* **EXERCISE REQUIREMENTS**: Go through the entries one line at a time, and gather every line that has the word "this".

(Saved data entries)
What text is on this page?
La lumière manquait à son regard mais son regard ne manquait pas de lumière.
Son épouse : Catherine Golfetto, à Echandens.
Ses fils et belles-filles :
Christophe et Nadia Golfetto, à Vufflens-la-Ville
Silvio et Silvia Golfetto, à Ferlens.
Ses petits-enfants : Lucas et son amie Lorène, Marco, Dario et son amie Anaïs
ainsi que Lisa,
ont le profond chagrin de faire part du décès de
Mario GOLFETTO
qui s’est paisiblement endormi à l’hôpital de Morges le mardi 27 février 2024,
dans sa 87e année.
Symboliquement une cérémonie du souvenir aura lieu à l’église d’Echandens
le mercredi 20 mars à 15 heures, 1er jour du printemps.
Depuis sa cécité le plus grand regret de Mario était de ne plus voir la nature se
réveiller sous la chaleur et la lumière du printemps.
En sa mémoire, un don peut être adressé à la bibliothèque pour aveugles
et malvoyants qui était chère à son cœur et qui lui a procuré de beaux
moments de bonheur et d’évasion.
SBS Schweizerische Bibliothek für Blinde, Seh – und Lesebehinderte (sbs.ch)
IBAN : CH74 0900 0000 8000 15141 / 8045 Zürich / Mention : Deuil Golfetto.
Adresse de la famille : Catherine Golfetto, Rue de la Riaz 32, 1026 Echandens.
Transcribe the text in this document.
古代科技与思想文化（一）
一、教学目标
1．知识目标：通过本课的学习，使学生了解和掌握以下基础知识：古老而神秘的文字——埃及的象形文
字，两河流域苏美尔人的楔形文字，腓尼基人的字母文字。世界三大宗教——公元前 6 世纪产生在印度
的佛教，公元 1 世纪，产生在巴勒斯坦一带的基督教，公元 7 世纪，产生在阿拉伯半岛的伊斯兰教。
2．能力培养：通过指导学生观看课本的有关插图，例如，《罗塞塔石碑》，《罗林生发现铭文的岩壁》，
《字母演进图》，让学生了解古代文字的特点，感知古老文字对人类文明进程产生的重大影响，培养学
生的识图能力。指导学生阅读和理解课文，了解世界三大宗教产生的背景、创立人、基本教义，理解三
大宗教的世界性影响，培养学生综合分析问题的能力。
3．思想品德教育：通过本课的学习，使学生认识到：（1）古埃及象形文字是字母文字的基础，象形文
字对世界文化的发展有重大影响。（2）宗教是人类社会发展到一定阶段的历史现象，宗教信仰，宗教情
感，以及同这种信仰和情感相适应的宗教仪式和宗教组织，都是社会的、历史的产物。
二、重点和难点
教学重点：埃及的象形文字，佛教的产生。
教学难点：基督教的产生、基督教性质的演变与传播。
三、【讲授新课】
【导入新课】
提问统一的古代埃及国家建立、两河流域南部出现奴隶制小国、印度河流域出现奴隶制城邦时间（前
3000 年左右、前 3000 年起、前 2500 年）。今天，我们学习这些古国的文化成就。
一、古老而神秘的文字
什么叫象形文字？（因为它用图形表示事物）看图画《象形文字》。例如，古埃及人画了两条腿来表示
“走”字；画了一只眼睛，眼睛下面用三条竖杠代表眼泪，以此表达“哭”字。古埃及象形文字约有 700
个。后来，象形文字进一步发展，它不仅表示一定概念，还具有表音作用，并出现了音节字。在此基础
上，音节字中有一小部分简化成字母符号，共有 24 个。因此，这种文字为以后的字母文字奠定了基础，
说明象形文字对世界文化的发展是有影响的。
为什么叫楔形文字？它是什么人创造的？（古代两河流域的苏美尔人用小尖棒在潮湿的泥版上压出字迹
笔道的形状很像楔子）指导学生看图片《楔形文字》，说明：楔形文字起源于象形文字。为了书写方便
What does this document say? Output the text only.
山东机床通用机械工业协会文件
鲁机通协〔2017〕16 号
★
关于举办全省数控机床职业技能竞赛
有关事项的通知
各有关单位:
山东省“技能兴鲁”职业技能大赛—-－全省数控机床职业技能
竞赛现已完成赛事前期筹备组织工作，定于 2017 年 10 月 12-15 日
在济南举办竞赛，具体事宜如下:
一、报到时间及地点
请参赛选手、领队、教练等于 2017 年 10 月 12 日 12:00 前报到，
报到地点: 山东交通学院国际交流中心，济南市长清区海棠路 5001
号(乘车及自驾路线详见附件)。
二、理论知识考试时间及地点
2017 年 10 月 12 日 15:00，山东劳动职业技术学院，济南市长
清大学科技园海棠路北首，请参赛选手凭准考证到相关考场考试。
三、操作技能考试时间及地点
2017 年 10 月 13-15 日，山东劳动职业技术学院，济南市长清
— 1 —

* **WRITTEN ANSWER**:
What text is on this page?
Transcribe the text in this document.
What does this document say? Output the text only.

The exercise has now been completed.